> COMPITO A:
Secondo il brano sul payback dei dispositivi medici, quanti ricorsi hanno presentato al TAR le aziende del settore?
> COMPITO B:
Prosegui il brano sul payback dei dispositivi medici dopo l'ultima frase riportata.

> BRANO:
-*-*-

Sono circa 1.800 i ricorsi presentati al TAR dalle aziende dei dispositivi medici sull’attuazione del cosiddetto payback, il sistema di tassazione che obbliga le imprese a un esborso per ripianare lo sforamento dei tetti di spesa da parte delle Regioni. Entro il 31 luglio le aziende dovranno scegliere se ritirare i ricorsi e pagare con uno sconto la parte relativa al periodo 2015-2018 o andare avanti sul piano legale. Ma proprio in questi giorni il TAR del Lazio ha accolto le istanze cautelari di alcune aziende sia medio-piccole che di maggiori dimensioni. In particolare, le istanze di sospensiva sono relative sia al pagamento delle somme che delle eventuali compensazioni da parte delle amministrazioni sanitarie.

-*-*-

> ESTRATTI DELLE VOCI:
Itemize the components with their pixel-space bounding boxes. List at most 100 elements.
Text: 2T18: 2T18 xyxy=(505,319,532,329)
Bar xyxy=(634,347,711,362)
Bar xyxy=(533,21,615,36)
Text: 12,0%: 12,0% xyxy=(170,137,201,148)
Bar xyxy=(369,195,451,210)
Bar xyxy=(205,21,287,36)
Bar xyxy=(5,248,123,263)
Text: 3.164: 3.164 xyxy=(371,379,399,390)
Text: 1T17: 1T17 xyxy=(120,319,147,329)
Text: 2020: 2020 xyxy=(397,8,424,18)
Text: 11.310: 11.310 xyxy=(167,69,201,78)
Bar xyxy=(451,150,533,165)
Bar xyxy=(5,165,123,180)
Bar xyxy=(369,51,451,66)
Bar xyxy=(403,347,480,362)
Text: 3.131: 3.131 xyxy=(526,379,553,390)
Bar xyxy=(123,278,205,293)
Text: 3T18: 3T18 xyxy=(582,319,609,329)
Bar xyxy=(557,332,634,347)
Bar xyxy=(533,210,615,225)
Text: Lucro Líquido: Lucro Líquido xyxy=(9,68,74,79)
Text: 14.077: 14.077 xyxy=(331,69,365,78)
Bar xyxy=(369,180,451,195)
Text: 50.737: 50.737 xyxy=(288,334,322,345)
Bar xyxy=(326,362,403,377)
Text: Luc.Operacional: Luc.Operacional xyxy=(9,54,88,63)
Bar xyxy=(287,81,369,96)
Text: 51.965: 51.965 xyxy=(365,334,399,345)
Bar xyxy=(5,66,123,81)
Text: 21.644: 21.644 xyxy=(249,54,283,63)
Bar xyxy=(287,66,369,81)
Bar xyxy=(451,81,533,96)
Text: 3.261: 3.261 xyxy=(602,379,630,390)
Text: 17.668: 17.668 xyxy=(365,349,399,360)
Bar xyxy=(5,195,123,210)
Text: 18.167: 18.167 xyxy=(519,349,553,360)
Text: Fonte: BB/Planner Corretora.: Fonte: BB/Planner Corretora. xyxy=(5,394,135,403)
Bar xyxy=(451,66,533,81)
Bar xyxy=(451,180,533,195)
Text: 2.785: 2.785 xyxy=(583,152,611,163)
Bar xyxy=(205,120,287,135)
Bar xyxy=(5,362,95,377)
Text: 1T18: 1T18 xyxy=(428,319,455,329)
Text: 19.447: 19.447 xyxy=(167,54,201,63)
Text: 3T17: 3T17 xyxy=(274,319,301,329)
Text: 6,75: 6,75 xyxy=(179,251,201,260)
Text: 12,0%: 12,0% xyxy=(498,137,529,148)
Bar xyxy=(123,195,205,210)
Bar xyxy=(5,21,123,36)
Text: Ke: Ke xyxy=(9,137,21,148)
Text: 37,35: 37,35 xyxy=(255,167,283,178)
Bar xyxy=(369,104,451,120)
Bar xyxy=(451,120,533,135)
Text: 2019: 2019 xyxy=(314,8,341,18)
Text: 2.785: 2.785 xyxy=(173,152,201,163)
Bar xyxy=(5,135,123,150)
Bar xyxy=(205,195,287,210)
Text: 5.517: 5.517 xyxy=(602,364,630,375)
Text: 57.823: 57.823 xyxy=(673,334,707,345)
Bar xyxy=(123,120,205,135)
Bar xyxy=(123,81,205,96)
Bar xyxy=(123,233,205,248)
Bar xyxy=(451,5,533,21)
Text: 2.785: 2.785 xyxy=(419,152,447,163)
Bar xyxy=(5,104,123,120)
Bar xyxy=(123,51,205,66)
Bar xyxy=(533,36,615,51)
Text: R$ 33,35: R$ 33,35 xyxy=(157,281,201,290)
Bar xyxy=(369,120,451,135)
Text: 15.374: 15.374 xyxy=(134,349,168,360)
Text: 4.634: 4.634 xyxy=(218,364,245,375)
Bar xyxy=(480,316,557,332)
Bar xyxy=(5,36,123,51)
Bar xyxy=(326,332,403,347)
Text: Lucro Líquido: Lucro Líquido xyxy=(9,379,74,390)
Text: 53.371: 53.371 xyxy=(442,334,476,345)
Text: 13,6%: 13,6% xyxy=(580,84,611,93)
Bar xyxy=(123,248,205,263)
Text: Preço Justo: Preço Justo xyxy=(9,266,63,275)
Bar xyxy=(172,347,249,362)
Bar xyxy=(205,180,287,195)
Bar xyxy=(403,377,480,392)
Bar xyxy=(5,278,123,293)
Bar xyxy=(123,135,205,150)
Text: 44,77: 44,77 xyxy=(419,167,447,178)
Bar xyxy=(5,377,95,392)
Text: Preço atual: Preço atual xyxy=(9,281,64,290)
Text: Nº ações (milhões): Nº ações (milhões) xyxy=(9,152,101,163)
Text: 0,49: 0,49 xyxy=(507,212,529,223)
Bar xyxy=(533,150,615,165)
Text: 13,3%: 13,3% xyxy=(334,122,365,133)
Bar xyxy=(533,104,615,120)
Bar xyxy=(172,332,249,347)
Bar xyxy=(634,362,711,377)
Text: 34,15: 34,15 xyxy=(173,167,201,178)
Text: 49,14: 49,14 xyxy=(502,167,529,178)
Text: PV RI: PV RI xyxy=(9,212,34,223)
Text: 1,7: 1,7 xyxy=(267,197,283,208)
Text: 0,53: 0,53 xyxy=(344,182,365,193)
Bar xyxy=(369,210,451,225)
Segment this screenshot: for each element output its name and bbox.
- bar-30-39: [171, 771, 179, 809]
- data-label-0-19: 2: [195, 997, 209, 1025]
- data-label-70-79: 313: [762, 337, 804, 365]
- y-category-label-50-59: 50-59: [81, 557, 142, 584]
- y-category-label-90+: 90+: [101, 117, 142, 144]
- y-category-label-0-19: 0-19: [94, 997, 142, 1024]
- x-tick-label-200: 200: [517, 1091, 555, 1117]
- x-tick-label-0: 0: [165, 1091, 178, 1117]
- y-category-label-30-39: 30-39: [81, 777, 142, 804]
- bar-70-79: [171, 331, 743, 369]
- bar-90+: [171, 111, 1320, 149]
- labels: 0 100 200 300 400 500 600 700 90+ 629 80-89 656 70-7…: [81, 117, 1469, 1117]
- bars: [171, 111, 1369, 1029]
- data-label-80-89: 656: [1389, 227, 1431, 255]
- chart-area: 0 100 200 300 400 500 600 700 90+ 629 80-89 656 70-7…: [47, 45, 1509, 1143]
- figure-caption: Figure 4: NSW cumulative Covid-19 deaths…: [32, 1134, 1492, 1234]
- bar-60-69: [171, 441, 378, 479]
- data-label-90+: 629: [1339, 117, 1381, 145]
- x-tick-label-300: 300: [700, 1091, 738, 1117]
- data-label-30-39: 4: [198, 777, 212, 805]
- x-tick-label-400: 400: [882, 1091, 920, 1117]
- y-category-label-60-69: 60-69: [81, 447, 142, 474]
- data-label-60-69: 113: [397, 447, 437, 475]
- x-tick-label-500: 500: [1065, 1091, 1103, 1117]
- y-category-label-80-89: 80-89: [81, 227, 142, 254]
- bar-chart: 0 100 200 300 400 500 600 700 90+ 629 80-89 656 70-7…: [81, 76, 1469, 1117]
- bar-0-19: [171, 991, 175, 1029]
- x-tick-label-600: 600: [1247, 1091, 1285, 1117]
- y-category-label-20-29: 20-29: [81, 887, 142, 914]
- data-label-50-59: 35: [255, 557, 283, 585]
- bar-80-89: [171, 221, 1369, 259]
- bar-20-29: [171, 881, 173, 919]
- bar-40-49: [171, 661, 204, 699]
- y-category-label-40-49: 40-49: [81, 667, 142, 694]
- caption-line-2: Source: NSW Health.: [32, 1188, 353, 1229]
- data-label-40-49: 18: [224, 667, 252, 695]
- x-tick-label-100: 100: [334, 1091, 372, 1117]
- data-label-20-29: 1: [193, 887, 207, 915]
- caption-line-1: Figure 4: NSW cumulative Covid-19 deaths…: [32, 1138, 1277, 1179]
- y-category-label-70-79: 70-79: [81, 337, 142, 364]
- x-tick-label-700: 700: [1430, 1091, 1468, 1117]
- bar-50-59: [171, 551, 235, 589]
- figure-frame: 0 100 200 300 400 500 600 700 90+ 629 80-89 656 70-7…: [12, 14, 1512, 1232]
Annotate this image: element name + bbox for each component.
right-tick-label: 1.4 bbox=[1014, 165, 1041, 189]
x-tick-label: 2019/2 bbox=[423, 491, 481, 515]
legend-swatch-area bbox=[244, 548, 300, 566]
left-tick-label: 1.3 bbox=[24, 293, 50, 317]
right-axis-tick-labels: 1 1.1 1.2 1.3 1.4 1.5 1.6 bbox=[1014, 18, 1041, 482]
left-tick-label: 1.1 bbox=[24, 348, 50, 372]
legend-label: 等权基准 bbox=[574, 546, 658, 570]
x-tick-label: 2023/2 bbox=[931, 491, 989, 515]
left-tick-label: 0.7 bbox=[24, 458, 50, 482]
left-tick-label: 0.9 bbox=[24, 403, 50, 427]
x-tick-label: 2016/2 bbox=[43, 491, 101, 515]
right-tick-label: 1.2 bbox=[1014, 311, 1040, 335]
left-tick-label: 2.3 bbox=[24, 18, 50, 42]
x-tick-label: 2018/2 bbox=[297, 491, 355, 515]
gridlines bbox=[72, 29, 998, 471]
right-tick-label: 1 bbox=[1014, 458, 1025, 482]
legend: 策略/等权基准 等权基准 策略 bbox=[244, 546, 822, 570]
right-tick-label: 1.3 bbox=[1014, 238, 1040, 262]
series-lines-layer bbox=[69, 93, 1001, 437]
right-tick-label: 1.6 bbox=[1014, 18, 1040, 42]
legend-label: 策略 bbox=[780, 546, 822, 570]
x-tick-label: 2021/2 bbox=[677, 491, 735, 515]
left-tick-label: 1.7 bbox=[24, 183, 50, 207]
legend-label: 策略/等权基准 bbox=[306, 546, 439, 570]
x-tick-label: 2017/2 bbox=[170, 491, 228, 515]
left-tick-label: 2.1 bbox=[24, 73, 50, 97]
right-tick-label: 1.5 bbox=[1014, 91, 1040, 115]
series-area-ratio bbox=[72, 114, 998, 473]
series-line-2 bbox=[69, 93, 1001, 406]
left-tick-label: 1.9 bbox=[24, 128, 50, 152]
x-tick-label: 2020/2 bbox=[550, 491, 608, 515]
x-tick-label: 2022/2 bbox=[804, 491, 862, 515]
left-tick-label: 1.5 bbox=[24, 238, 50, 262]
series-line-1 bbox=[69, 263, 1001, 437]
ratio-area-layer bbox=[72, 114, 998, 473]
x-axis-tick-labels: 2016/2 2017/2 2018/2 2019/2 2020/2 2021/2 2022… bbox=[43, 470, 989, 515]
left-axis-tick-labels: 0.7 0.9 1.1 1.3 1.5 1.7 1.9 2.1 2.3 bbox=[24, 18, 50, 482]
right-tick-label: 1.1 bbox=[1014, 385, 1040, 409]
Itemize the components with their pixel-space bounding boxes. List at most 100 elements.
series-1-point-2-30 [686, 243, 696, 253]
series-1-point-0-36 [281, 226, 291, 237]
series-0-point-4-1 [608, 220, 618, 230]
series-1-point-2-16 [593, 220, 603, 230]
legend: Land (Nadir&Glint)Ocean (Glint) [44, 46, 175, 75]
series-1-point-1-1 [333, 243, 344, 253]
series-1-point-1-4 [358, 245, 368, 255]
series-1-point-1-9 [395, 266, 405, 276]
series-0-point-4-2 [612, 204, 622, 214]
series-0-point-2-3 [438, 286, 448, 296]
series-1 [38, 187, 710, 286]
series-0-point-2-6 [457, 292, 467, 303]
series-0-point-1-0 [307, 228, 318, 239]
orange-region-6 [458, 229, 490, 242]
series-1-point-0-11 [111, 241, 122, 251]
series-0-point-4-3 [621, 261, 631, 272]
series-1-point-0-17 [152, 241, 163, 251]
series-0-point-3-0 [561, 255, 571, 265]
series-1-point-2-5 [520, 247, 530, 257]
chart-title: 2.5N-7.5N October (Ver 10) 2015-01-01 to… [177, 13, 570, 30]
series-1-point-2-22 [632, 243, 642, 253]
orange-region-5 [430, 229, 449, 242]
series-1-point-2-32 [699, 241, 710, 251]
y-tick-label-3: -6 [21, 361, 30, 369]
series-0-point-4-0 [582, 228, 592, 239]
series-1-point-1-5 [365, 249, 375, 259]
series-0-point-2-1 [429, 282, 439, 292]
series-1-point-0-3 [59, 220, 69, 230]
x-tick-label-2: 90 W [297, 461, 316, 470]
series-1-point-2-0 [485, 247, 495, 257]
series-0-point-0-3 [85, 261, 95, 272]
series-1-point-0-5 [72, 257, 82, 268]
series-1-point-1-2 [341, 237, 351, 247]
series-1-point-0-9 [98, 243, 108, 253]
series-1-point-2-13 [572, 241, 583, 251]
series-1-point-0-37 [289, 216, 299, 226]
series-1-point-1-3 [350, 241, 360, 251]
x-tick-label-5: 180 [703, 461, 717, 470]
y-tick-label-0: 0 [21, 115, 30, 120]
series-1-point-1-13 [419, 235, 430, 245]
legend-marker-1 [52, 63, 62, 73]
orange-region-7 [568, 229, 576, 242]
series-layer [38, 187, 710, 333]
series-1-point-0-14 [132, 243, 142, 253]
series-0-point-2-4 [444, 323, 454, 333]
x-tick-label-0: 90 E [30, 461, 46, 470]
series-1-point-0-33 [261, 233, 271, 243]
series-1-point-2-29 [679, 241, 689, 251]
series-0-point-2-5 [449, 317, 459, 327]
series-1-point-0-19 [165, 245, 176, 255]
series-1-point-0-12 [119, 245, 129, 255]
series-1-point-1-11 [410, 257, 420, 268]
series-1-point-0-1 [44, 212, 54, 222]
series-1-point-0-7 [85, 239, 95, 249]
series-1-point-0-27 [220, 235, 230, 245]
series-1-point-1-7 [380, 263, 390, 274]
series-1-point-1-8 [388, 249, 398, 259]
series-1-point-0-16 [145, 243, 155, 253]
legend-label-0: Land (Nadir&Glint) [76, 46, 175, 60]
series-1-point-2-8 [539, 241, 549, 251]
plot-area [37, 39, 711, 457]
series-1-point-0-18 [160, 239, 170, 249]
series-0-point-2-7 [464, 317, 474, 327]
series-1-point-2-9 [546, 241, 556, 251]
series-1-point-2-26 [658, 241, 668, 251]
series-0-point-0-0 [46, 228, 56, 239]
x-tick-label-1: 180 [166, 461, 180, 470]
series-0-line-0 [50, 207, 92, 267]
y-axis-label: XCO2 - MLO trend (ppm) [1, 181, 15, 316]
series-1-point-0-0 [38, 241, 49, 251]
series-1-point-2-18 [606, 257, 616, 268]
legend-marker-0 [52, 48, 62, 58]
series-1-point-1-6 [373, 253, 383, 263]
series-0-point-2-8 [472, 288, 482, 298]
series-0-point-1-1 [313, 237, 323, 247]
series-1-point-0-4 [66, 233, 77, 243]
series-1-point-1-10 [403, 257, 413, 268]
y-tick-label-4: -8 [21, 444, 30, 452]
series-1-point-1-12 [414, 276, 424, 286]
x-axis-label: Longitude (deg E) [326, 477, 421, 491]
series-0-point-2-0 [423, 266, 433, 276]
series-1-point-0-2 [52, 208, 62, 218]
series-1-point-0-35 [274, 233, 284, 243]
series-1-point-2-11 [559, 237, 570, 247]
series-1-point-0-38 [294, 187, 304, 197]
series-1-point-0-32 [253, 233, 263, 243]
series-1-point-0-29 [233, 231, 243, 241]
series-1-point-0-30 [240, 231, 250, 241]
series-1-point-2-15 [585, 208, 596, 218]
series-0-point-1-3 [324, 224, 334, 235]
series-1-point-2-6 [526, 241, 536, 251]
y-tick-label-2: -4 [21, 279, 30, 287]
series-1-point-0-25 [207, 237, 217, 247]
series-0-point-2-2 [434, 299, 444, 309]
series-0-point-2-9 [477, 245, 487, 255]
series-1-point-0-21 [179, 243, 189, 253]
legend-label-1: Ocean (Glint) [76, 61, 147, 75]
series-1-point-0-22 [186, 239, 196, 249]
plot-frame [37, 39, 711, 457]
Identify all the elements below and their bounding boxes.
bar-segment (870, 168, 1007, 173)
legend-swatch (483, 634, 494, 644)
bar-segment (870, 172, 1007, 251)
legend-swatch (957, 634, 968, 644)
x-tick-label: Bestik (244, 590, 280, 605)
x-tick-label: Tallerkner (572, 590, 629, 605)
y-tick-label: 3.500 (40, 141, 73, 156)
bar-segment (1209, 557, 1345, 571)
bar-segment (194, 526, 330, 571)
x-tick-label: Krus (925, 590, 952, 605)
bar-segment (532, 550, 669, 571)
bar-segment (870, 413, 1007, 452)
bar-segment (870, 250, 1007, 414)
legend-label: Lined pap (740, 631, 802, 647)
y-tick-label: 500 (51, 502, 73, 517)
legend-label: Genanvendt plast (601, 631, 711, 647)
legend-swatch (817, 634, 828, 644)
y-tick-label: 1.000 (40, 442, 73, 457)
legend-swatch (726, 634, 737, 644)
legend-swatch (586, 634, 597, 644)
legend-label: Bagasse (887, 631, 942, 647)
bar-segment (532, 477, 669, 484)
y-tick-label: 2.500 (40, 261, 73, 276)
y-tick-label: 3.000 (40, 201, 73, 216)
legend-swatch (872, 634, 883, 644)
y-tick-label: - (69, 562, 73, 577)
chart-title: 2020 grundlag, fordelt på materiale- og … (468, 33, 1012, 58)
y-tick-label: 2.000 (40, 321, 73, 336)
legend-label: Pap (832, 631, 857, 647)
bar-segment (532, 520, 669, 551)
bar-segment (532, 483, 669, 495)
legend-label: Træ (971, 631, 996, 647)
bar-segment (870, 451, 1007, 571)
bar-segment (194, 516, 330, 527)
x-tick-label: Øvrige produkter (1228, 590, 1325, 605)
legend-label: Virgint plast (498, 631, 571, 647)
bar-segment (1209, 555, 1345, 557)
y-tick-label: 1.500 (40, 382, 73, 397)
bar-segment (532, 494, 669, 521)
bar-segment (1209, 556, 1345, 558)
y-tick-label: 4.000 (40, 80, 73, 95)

-*-*-

> RISPOSTA A:
Circa 1.800.

> RISPOSTA B:
“La sospensiva del TAR – ha dichiarato il Presidente di Confindustria Dispositivi Medici, Massimiliano Boggetti – rappresenta una prima importante presa di posizione e va nella logica di quanto abbiamo sempre sostenuto, ovvero che la norma del payback è ingiusta e incostituzionale. Chiediamo pertanto ancora al Governo di spostare ulteriormente i termini di pagamento del payback a fine anno per poter trovare soluzioni efficaci di governance del settore che consentano di superare la norma e cancellarla. Inoltre, le istanze cautelari del TAR, a cui immaginiamo ne seguiranno delle altre, rischiano di mettere in ulteriore difficoltà le piccole imprese che non sono ricorse al Tribunale amministrativo perché non in grado di affrontare il contenzioso. È fondamentale cancellare questa norma con urgenza per salvaguardare non solo la vita di tante imprese, ma soprattutto per garantire che ai pazienti arrivino le cure necessarie possibili solo grazie all’utilizzo dei dispositivi medici”.
Con i ricorsi viene contestata l’illegittimità dei provvedimenti impugnati per l’incostituzionalità della normativa primaria di legge, la non conformità con il diritto eurounitario, la violazione di norme di legge preesistenti, oltre ai numerosi errori di calcolo delle fatture ricevute dalle regioni.